== 元の文書 ==

経済雑誌「東洋経済」が会員向けに提供する記事の調査資料によると、消費者の67%はカスタマーサポートとのやり取りをAIアシスタントに代わりにやってほしいと望んでいるということです。相手が人であるがゆえに不適切な対応が生じ、時にコミュニケーションのミスにより不快な気持ちになることがありますが、今後、AIテクノロジーが飛躍的に進歩し、スムーズなコミュニケーションができるようになればなるほど、AIが人に代わってより好ましい回答を返してくれる場面が増えることになるのでしょうか。

歯科医院においてコミュニケーションのミスが発生する最初の場所として、受付担当者による電話対応があります。電話を受ける担当者が、的確に患者さんの意図を汲めないことがすべてではなく、患者さん自身も自分の意図を正確に伝えることができず、意思の疎通がうまく行われないことも一因としてあります。

そういった患者さんとの意思確認を確実に行うために、毎回の通話を録音する歯科医院があります。企業のカスタマーセンターなどに電話をするとよく流れてくる、「品質向上のために通話を録音させていただいております」という内容と同様ですが、実際、結構な頻度で通話録音を聞き直して、患者さんとの正確なコミュニケーションの取り直しを行っています。

===
== 提供データ ==

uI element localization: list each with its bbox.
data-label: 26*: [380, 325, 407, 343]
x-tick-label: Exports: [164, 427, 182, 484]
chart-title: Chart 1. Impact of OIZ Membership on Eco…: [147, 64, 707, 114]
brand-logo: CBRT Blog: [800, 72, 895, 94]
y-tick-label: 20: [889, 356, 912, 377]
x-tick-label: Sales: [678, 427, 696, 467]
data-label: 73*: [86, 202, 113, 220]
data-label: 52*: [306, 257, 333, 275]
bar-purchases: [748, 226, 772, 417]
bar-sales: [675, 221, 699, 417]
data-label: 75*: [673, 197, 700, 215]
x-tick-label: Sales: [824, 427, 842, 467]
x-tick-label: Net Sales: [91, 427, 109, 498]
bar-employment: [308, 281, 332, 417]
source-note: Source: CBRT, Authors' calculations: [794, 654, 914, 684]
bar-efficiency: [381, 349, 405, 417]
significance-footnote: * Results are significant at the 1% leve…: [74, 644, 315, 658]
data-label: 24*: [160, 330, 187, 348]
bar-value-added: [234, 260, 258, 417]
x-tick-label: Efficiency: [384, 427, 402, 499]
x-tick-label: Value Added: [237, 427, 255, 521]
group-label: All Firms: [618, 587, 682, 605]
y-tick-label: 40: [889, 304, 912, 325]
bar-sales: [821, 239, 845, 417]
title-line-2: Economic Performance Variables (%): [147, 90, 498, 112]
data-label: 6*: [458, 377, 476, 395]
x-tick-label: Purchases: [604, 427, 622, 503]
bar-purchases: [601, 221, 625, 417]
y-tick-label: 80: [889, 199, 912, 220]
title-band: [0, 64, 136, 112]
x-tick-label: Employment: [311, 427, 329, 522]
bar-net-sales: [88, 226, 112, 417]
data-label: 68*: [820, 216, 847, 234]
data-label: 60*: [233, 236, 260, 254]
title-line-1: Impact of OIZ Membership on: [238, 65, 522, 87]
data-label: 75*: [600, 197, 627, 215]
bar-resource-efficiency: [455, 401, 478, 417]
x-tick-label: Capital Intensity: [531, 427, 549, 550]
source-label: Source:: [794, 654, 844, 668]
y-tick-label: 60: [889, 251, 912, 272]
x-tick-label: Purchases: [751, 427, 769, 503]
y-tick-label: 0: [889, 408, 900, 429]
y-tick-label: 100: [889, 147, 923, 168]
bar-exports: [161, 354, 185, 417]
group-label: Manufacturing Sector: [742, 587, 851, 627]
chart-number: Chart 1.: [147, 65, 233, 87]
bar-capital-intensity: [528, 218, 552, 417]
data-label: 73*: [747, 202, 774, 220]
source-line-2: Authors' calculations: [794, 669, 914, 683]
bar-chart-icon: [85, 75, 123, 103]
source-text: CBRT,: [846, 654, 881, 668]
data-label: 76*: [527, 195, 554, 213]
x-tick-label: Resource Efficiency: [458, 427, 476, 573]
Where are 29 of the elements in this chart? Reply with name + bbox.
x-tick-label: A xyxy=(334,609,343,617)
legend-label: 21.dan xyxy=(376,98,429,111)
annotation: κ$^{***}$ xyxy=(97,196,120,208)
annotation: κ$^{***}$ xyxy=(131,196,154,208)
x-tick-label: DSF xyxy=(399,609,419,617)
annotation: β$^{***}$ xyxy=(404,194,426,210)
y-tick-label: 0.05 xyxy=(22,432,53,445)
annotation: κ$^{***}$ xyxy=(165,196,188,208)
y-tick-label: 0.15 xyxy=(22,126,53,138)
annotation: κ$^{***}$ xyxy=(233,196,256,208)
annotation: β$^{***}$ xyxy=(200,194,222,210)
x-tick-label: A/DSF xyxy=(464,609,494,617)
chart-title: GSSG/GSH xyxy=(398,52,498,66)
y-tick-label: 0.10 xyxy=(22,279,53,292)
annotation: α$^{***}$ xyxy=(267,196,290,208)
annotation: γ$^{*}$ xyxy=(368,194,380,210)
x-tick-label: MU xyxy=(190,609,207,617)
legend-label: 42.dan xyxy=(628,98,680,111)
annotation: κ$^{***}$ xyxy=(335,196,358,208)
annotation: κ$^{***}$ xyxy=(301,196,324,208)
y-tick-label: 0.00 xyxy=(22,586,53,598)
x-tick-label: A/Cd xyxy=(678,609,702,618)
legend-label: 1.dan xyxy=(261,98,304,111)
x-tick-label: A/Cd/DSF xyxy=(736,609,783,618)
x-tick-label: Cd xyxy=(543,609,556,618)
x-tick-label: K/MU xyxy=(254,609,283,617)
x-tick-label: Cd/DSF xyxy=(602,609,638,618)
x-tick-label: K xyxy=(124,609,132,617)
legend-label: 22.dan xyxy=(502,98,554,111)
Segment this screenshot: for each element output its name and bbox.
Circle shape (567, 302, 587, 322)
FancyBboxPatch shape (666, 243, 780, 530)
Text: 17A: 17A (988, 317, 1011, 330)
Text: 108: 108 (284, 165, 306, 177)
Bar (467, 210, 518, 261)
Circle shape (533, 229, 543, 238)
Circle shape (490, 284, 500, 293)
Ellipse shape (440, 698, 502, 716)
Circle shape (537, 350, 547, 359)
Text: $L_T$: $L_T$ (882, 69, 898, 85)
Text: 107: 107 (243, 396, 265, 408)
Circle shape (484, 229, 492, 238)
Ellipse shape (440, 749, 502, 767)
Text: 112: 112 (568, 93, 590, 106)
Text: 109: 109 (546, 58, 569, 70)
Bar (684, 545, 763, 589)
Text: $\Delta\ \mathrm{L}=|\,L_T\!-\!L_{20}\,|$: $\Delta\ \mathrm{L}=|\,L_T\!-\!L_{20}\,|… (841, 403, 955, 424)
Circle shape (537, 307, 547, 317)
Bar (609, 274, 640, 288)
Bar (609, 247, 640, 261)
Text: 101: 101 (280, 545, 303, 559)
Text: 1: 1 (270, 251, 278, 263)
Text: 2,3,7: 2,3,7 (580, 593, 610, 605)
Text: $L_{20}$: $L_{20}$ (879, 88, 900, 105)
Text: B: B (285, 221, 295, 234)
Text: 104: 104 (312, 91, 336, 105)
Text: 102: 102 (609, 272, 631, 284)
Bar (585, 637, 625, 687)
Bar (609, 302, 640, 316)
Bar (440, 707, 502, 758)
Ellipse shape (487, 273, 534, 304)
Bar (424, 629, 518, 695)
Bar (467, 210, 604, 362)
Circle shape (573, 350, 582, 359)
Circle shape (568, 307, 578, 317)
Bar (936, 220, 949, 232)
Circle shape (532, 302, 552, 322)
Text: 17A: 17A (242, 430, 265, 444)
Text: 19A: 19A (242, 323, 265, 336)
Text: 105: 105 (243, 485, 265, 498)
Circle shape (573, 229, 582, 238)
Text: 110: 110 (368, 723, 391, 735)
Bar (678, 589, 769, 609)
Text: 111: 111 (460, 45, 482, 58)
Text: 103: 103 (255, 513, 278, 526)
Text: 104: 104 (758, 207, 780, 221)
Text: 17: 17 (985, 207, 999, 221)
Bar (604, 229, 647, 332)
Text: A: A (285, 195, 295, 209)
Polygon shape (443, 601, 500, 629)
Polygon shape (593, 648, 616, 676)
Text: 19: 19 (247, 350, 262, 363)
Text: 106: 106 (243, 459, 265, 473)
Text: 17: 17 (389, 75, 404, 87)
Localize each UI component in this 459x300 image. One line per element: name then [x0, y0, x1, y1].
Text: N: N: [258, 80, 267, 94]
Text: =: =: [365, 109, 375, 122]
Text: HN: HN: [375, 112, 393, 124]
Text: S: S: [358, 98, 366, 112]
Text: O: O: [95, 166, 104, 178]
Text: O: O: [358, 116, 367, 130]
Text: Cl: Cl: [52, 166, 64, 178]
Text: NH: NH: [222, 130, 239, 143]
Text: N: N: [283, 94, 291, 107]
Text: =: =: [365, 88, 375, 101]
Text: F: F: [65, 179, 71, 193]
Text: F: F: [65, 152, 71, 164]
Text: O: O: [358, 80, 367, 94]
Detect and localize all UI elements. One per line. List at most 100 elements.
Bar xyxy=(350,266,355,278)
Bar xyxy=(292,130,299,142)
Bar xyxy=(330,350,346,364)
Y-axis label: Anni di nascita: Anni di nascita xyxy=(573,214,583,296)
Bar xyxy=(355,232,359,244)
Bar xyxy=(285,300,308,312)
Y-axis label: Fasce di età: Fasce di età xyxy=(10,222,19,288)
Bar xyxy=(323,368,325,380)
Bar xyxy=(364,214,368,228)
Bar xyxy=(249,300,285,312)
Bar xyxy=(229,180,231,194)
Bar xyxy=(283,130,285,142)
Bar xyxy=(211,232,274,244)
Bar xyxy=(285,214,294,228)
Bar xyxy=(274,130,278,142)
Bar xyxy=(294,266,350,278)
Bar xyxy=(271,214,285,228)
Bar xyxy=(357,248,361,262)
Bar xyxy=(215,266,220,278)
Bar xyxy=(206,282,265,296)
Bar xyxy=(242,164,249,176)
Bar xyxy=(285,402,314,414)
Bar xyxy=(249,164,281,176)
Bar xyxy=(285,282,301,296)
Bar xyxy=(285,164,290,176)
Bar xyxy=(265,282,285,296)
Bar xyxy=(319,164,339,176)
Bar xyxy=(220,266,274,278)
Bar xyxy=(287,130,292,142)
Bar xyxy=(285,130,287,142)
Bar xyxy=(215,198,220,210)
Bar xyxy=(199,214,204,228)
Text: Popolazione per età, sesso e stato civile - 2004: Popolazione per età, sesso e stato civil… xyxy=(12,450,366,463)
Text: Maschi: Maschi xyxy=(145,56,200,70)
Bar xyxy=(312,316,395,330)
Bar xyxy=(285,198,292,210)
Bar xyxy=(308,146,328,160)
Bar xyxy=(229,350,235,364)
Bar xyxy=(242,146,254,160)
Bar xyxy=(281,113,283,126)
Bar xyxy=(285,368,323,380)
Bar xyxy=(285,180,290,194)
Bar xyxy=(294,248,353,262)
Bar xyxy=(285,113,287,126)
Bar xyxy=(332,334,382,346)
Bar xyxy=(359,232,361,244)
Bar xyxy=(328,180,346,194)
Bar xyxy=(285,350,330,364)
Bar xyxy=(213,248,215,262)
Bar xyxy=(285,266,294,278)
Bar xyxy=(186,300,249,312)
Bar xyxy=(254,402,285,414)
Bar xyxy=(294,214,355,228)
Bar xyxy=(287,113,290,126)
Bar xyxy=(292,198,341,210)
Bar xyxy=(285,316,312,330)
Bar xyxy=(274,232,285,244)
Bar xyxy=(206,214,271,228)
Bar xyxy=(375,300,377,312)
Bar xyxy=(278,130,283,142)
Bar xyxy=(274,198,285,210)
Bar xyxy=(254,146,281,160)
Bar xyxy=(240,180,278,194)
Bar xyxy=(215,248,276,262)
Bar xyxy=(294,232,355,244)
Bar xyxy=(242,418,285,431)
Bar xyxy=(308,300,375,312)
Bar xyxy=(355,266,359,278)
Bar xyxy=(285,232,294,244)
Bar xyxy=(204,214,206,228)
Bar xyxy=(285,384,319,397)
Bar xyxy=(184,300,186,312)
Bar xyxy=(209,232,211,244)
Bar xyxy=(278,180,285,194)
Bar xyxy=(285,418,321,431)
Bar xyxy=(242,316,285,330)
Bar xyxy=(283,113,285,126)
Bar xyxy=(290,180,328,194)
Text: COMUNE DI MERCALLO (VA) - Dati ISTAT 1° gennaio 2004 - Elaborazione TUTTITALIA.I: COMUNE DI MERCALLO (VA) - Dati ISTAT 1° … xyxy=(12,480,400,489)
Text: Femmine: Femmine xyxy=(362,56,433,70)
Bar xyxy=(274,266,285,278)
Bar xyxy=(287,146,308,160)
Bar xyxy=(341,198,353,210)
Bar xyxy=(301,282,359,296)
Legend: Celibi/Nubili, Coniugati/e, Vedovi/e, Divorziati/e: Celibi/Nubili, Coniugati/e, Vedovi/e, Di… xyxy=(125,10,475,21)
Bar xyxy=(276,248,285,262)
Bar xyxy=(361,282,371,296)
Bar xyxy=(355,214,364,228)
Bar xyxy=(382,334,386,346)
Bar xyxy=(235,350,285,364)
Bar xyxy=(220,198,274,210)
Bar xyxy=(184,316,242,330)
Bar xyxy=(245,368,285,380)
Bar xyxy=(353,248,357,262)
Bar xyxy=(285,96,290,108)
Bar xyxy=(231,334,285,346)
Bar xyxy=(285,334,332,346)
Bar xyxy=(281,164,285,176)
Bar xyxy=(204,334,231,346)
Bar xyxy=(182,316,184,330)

===

## 作業内容
A. 元の文書にある東洋経済の調査資料では、カスタマーサポートとのやり取りをAIアシスタントに任せたいと望む消費者は何%ですか。
B. 元の文書によると、毎回の通話を録音する歯科医院があるのはなぜですか。1〜3文で説明してください。
C. 元の文書から、「経済雑誌「東洋経済」が会員向」から「ンの取り直しを行っています。」までを、その部分も含めて一字一句そのまま書き写してください。
ここでは行のデータは使いません。

## 解答
A. 67%です。

B. 患者さんとの意思確認を確実に行うためです。受付の電話では、担当者が患者さんの意図をうまく汲めなかったり、患者さんが自分の意図を正確に伝えられなかったりして、意思の疎通がうまくいかないことがあります。

C.
経済雑誌「東洋経済」が会員向けに提供する記事の調査資料によると、消費者の67%はカスタマーサポートとのやり取りをAIアシスタントに代わりにやってほしいと望んでいるということです。相手が人であるがゆえに不適切な対応が生じ、時にコミュニケーションのミスにより不快な気持ちになることがありますが、今後、AIテクノロジーが飛躍的に進歩し、スムーズなコミュニケーションができるようになればなるほど、AIが人に代わってより好ましい回答を返してくれる場面が増えることになるのでしょうか。

歯科医院においてコミュニケーションのミスが発生する最初の場所として、受付担当者による電話対応があります。電話を受ける担当者が、的確に患者さんの意図を汲めないことがすべてではなく、患者さん自身も自分の意図を正確に伝えることができず、意思の疎通がうまく行われないことも一因としてあります。

そういった患者さんとの意思確認を確実に行うために、毎回の通話を録音する歯科医院があります。企業のカスタマーセンターなどに電話をするとよく流れてくる、「品質向上のために通話を録音させていただいております」という内容と同様ですが、実際、結構な頻度で通話録音を聞き直して、患者さんとの正確なコミュニケーションの取り直しを行っています。